*** Fragmento del texto ***

Con la experiencia de quien, como director de la Encuesta Bicentenario, lleva una década y media auscultando al país, es que analiza el particular contexto en que Chile se apronta a celebrar otro 18 de septiembre, en momentos de revisión de nuestro proyecto nacional y de nuestra identidad.

La visión de Valenzuela —investigador, además, del Centro de Estudios Interculturales e Indígenas— no es pesimista. Al contrario, cree que Chile vive un proceso imprescindible en el avance hacia la modernidad.

Para explicarlo, vuelve a la imagen de las dos columnas, aquellas que sustentaron la idea de "un solo pueblo, una sola nación", y dieron cohesión al país. Una de esas columnas, explica, fue la de la guerra, con la conscripción obligatoria y el concepto de unidad en torno a la defensa del territorio.

*** Material presentado ***

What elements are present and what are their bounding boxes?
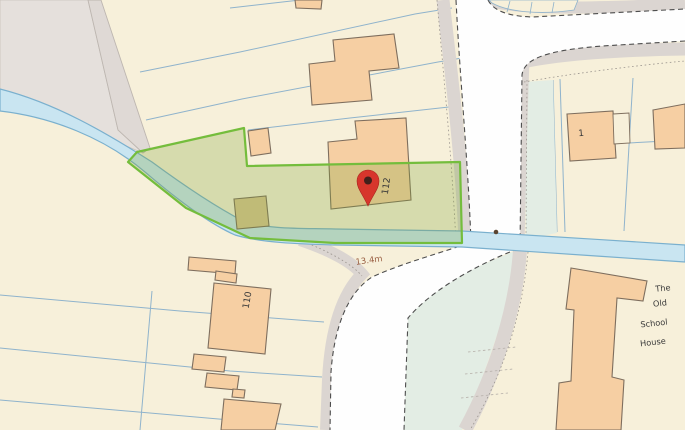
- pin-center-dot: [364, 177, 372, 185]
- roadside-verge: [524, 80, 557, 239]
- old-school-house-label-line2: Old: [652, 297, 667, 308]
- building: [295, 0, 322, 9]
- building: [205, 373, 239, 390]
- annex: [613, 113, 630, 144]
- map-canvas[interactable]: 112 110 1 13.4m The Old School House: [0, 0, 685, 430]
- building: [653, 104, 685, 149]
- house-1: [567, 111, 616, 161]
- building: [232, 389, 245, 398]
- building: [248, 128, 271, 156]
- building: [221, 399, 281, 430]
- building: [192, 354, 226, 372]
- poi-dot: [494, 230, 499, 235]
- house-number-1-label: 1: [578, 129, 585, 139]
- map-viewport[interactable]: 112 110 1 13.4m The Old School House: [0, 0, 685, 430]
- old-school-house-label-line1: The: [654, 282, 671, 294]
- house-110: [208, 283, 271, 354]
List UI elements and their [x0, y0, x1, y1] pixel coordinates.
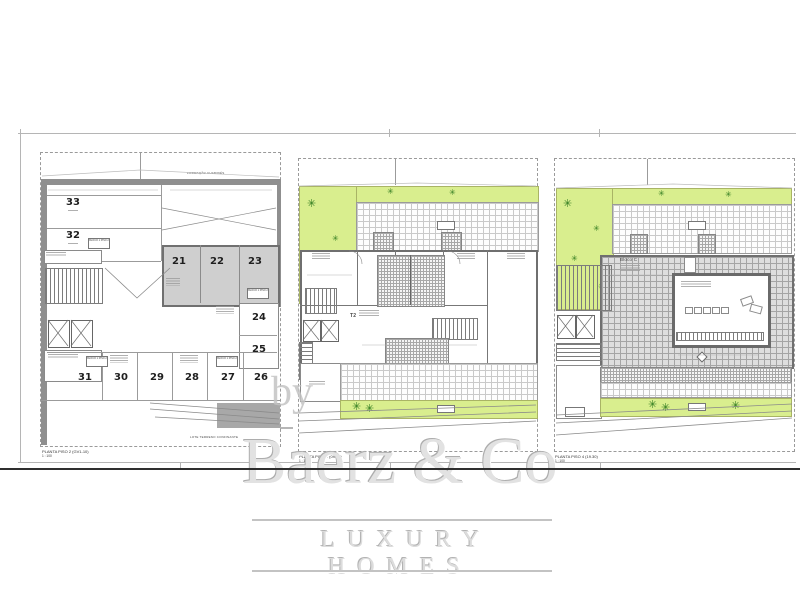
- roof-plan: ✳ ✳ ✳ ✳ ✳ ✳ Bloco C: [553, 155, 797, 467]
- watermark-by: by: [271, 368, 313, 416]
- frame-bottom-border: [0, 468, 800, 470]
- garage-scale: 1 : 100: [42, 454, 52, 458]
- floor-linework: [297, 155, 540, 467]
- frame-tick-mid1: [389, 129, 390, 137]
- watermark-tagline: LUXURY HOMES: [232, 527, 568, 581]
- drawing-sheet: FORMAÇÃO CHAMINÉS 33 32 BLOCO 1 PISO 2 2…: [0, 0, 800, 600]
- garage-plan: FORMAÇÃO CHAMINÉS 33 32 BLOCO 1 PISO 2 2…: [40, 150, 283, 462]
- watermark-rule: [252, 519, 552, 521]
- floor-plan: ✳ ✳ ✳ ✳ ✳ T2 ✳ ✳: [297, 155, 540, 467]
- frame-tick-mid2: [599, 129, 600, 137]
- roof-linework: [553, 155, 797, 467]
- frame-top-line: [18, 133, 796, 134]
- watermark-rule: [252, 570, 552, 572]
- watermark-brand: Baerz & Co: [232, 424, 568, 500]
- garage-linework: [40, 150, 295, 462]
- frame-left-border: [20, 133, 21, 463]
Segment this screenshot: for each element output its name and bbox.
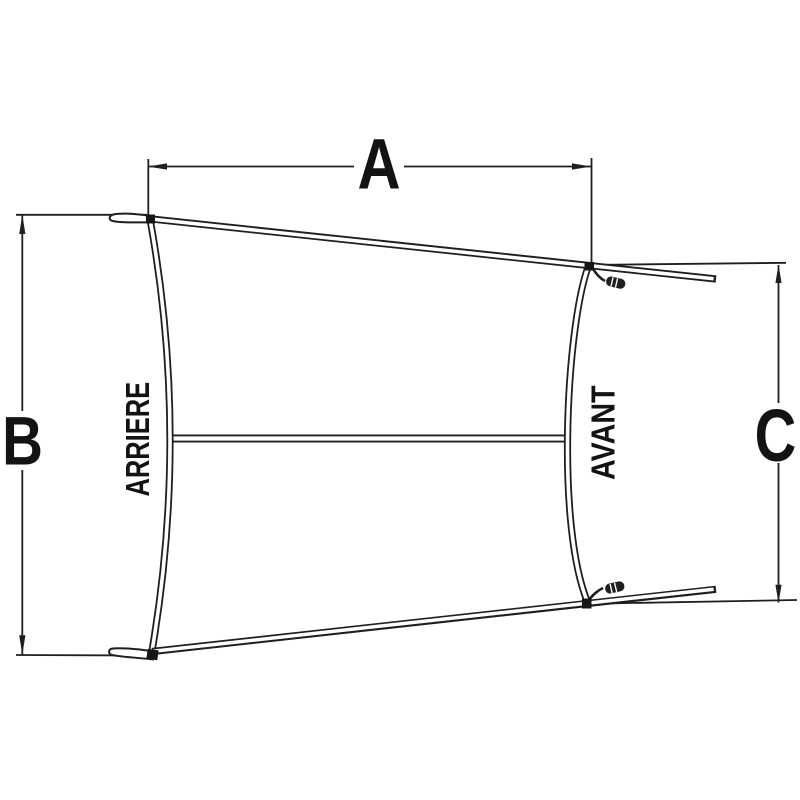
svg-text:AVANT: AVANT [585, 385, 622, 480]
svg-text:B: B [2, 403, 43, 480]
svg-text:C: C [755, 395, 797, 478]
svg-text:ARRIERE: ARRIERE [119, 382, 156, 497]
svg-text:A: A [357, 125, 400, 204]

***

**Consigna**:
Responde brevemente a partir del fragmento del texto:
1. ¿Qué cargo ocupa Valenzuela en la Encuesta Bicentenario?
2. ¿De qué centro es también investigador?
3. ¿Qué dos aspectos se vinculan con la columna de la guerra?

**Respuesta**:
1. Es director de la Encuesta Bicentenario.
2. Del Centro de Estudios Interculturales e Indígenas.
3. La conscripción obligatoria y el concepto de unidad en torno a la defensa del territorio.